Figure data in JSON
## BEGIN

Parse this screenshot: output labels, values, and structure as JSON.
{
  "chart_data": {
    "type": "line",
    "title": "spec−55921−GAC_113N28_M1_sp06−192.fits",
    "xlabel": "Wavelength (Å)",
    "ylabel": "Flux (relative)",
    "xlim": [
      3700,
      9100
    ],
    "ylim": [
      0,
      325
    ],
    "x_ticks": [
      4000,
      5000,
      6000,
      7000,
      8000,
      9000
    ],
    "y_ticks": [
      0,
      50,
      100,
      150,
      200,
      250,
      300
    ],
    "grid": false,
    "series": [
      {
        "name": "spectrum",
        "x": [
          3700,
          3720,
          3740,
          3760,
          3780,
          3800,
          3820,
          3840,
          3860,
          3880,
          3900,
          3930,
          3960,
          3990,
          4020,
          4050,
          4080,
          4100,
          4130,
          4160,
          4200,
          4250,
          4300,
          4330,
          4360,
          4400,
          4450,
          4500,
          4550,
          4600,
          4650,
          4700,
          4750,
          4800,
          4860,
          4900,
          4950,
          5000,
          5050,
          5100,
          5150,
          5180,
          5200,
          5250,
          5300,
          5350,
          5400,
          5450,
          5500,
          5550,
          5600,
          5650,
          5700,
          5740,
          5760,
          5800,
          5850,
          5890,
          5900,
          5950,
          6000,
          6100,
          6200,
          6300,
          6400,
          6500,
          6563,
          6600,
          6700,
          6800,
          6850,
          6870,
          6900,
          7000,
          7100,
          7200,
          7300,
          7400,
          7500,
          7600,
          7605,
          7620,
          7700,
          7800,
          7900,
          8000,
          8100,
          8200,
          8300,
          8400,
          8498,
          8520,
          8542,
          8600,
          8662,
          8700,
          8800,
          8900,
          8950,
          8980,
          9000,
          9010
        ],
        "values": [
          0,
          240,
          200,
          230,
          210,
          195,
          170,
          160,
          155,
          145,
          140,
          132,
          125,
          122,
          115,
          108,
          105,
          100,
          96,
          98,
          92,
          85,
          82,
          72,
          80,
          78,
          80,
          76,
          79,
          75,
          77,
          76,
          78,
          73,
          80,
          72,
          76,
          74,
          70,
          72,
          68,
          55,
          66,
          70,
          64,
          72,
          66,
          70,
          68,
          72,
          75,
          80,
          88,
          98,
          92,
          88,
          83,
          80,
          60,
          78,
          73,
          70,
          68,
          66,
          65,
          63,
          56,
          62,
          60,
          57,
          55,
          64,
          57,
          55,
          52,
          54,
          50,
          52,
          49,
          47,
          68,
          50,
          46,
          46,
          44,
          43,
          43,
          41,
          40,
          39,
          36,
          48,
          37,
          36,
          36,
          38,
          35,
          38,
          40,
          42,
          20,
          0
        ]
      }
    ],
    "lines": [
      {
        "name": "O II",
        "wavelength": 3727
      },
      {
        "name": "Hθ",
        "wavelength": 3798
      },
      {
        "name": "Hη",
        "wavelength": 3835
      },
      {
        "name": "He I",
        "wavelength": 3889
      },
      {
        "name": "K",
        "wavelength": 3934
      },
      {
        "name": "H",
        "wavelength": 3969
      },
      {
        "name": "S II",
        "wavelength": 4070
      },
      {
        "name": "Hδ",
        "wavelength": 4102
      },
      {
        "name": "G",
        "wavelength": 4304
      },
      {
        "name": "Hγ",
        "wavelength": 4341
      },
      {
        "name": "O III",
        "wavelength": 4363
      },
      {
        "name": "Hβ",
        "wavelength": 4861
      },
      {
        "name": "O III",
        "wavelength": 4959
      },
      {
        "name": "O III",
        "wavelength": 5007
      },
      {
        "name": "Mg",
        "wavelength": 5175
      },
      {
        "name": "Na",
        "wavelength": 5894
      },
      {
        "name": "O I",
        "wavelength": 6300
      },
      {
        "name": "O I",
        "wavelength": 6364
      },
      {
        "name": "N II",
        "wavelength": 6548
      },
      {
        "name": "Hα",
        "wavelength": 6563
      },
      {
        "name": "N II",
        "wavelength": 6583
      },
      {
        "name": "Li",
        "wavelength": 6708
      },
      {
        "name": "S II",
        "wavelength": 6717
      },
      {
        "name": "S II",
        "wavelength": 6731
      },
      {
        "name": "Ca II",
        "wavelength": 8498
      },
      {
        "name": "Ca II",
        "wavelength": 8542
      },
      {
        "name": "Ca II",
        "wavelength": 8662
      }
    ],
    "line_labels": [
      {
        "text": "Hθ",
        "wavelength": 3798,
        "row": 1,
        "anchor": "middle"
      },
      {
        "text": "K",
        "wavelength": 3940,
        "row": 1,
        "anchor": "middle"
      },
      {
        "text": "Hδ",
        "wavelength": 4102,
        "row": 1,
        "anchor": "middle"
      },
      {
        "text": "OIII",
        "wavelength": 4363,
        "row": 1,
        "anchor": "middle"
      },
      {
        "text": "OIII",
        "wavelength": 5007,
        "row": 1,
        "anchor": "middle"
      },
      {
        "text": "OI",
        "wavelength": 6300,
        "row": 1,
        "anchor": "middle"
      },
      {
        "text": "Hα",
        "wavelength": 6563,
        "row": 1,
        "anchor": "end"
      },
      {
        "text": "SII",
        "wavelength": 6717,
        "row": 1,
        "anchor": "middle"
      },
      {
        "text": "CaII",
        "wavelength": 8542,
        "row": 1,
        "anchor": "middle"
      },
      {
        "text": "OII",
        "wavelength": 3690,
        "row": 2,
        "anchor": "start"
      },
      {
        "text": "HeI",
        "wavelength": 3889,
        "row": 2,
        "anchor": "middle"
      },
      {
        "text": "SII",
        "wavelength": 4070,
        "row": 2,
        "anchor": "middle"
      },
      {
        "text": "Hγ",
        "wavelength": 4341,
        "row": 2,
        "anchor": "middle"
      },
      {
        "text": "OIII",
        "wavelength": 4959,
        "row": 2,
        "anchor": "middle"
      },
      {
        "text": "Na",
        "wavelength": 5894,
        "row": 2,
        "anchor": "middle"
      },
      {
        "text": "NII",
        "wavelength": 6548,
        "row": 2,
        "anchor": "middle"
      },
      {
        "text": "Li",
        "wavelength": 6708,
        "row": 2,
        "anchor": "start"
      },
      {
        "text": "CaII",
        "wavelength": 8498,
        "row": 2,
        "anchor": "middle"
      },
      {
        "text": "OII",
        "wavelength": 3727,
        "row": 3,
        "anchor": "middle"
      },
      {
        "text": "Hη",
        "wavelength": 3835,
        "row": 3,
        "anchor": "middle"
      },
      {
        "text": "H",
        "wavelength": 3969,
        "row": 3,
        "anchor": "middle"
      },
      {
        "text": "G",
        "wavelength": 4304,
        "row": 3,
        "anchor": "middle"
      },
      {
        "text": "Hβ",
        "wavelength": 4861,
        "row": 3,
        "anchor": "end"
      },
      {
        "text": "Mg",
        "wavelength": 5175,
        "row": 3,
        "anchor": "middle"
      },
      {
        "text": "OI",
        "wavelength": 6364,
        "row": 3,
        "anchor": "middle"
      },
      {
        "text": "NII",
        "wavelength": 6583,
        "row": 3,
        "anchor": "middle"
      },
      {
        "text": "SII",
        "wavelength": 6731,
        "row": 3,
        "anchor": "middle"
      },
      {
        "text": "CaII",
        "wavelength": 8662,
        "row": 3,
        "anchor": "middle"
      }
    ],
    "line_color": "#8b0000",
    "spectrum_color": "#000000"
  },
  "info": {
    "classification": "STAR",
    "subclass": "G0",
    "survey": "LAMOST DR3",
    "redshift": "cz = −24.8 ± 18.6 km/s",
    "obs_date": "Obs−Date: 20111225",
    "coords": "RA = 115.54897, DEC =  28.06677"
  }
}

## END

*DIRECTIONS FOR THIS TASK*: Return the entries above exactly as they appear.

*TASK RESPONSE*:
Parse this screenshot: output labels, values, and structure as JSON.
{
  "chart_data": {
    "type": "line",
    "title": "spec−55921−GAC_113N28_M1_sp06−192.fits",
    "xlabel": "Wavelength (Å)",
    "ylabel": "Flux (relative)",
    "xlim": [
      3700,
      9100
    ],
    "ylim": [
      0,
      325
    ],
    "x_ticks": [
      4000,
      5000,
      6000,
      7000,
      8000,
      9000
    ],
    "y_ticks": [
      0,
      50,
      100,
      150,
      200,
      250,
      300
    ],
    "grid": false,
    "series": [
      {
        "name": "spectrum",
        "x": [
          3700,
          3720,
          3740,
          3760,
          3780,
          3800,
          3820,
          3840,
          3860,
          3880,
          3900,
          3930,
          3960,
          3990,
          4020,
          4050,
          4080,
          4100,
          4130,
          4160,
          4200,
          4250,
          4300,
          4330,
          4360,
          4400,
          4450,
          4500,
          4550,
          4600,
          4650,
          4700,
          4750,
          4800,
          4860,
          4900,
          4950,
          5000,
          5050,
          5100,
          5150,
          5180,
          5200,
          5250,
          5300,
          5350,
          5400,
          5450,
          5500,
          5550,
          5600,
          5650,
          5700,
          5740,
          5760,
          5800,
          5850,
          5890,
          5900,
          5950,
          6000,
          6100,
          6200,
          6300,
          6400,
          6500,
          6563,
          6600,
          6700,
          6800,
          6850,
          6870,
          6900,
          7000,
          7100,
          7200,
          7300,
          7400,
          7500,
          7600,
          7605,
          7620,
          7700,
          7800,
          7900,
          8000,
          8100,
          8200,
          8300,
          8400,
          8498,
          8520,
          8542,
          8600,
          8662,
          8700,
          8800,
          8900,
          8950,
          8980,
          9000,
          9010
        ],
        "values": [
          0,
          240,
          200,
          230,
          210,
          195,
          170,
          160,
          155,
          145,
          140,
          132,
          125,
          122,
          115,
          108,
          105,
          100,
          96,
          98,
          92,
          85,
          82,
          72,
          80,
          78,
          80,
          76,
          79,
          75,
          77,
          76,
          78,
          73,
          80,
          72,
          76,
          74,
          70,
          72,
          68,
          55,
          66,
          70,
          64,
          72,
          66,
          70,
          68,
          72,
          75,
          80,
          88,
          98,
          92,
          88,
          83,
          80,
          60,
          78,
          73,
          70,
          68,
          66,
          65,
          63,
          56,
          62,
          60,
          57,
          55,
          64,
          57,
          55,
          52,
          54,
          50,
          52,
          49,
          47,
          68,
          50,
          46,
          46,
          44,
          43,
          43,
          41,
          40,
          39,
          36,
          48,
          37,
          36,
          36,
          38,
          35,
          38,
          40,
          42,
          20,
          0
        ]
      }
    ],
    "lines": [
      {
        "name": "O II",
        "wavelength": 3727
      },
      {
        "name": "Hθ",
        "wavelength": 3798
      },
      {
        "name": "Hη",
        "wavelength": 3835
      },
      {
        "name": "He I",
        "wavelength": 3889
      },
      {
        "name": "K",
        "wavelength": 3934
      },
      {
        "name": "H",
        "wavelength": 3969
      },
      {
        "name": "S II",
        "wavelength": 4070
      },
      {
        "name": "Hδ",
        "wavelength": 4102
      },
      {
        "name": "G",
        "wavelength": 4304
      },
      {
        "name": "Hγ",
        "wavelength": 4341
      },
      {
        "name": "O III",
        "wavelength": 4363
      },
      {
        "name": "Hβ",
        "wavelength": 4861
      },
      {
        "name": "O III",
        "wavelength": 4959
      },
      {
        "name": "O III",
        "wavelength": 5007
      },
      {
        "name": "Mg",
        "wavelength": 5175
      },
      {
        "name": "Na",
        "wavelength": 5894
      },
      {
        "name": "O I",
        "wavelength": 6300
      },
      {
        "name": "O I",
        "wavelength": 6364
      },
      {
        "name": "N II",
        "wavelength": 6548
      },
      {
        "name": "Hα",
        "wavelength": 6563
      },
      {
        "name": "N II",
        "wavelength": 6583
      },
      {
        "name": "Li",
        "wavelength": 6708
      },
      {
        "name": "S II",
        "wavelength": 6717
      },
      {
        "name": "S II",
        "wavelength": 6731
      },
      {
        "name": "Ca II",
        "wavelength": 8498
      },
      {
        "name": "Ca II",
        "wavelength": 8542
      },
      {
        "name": "Ca II",
        "wavelength": 8662
      }
    ],
    "line_labels": [
      {
        "text": "Hθ",
        "wavelength": 3798,
        "row": 1,
        "anchor": "middle"
      },
      {
        "text": "K",
        "wavelength": 3940,
        "row": 1,
        "anchor": "middle"
      },
      {
        "text": "Hδ",
        "wavelength": 4102,
        "row": 1,
        "anchor": "middle"
      },
      {
        "text": "OIII",
        "wavelength": 4363,
        "row": 1,
        "anchor": "middle"
      },
      {
        "text": "OIII",
        "wavelength": 5007,
        "row": 1,
        "anchor": "middle"
      },
      {
        "text": "OI",
        "wavelength": 6300,
        "row": 1,
        "anchor": "middle"
      },
      {
        "text": "Hα",
        "wavelength": 6563,
        "row": 1,
        "anchor": "end"
      },
      {
        "text": "SII",
        "wavelength": 6717,
        "row": 1,
        "anchor": "middle"
      },
      {
        "text": "CaII",
        "wavelength": 8542,
        "row": 1,
        "anchor": "middle"
      },
      {
        "text": "OII",
        "wavelength": 3690,
        "row": 2,
        "anchor": "start"
      },
      {
        "text": "HeI",
        "wavelength": 3889,
        "row": 2,
        "anchor": "middle"
      },
      {
        "text": "SII",
        "wavelength": 4070,
        "row": 2,
        "anchor": "middle"
      },
      {
        "text": "Hγ",
        "wavelength": 4341,
        "row": 2,
        "anchor": "middle"
      },
      {
        "text": "OIII",
        "wavelength": 4959,
        "row": 2,
        "anchor": "middle"
      },
      {
        "text": "Na",
        "wavelength": 5894,
        "row": 2,
        "anchor": "middle"
      },
      {
        "text": "NII",
        "wavelength": 6548,
        "row": 2,
        "anchor": "middle"
      },
      {
        "text": "Li",
        "wavelength": 6708,
        "row": 2,
        "anchor": "start"
      },
      {
        "text": "CaII",
        "wavelength": 8498,
        "row": 2,
        "anchor": "middle"
      },
      {
        "text": "OII",
        "wavelength": 3727,
        "row": 3,
        "anchor": "middle"
      },
      {
        "text": "Hη",
        "wavelength": 3835,
        "row": 3,
        "anchor": "middle"
      },
      {
        "text": "H",
        "wavelength": 3969,
        "row": 3,
        "anchor": "middle"
      },
      {
        "text": "G",
        "wavelength": 4304,
        "row": 3,
        "anchor": "middle"
      },
      {
        "text": "Hβ",
        "wavelength": 4861,
        "row": 3,
        "anchor": "end"
      },
      {
        "text": "Mg",
        "wavelength": 5175,
        "row": 3,
        "anchor": "middle"
      },
      {
        "text": "OI",
        "wavelength": 6364,
        "row": 3,
        "anchor": "middle"
      },
      {
        "text": "NII",
        "wavelength": 6583,
        "row": 3,
        "anchor": "middle"
      },
      {
        "text": "SII",
        "wavelength": 6731,
        "row": 3,
        "anchor": "middle"
      },
      {
        "text": "CaII",
        "wavelength": 8662,
        "row": 3,
        "anchor": "middle"
      }
    ],
    "line_color": "#8b0000",
    "spectrum_color": "#000000"
  },
  "info": {
    "classification": "STAR",
    "subclass": "G0",
    "survey": "LAMOST DR3",
    "redshift": "cz = −24.8 ± 18.6 km/s",
    "obs_date": "Obs−Date: 20111225",
    "coords": "RA = 115.54897, DEC =  28.06677"
  }
}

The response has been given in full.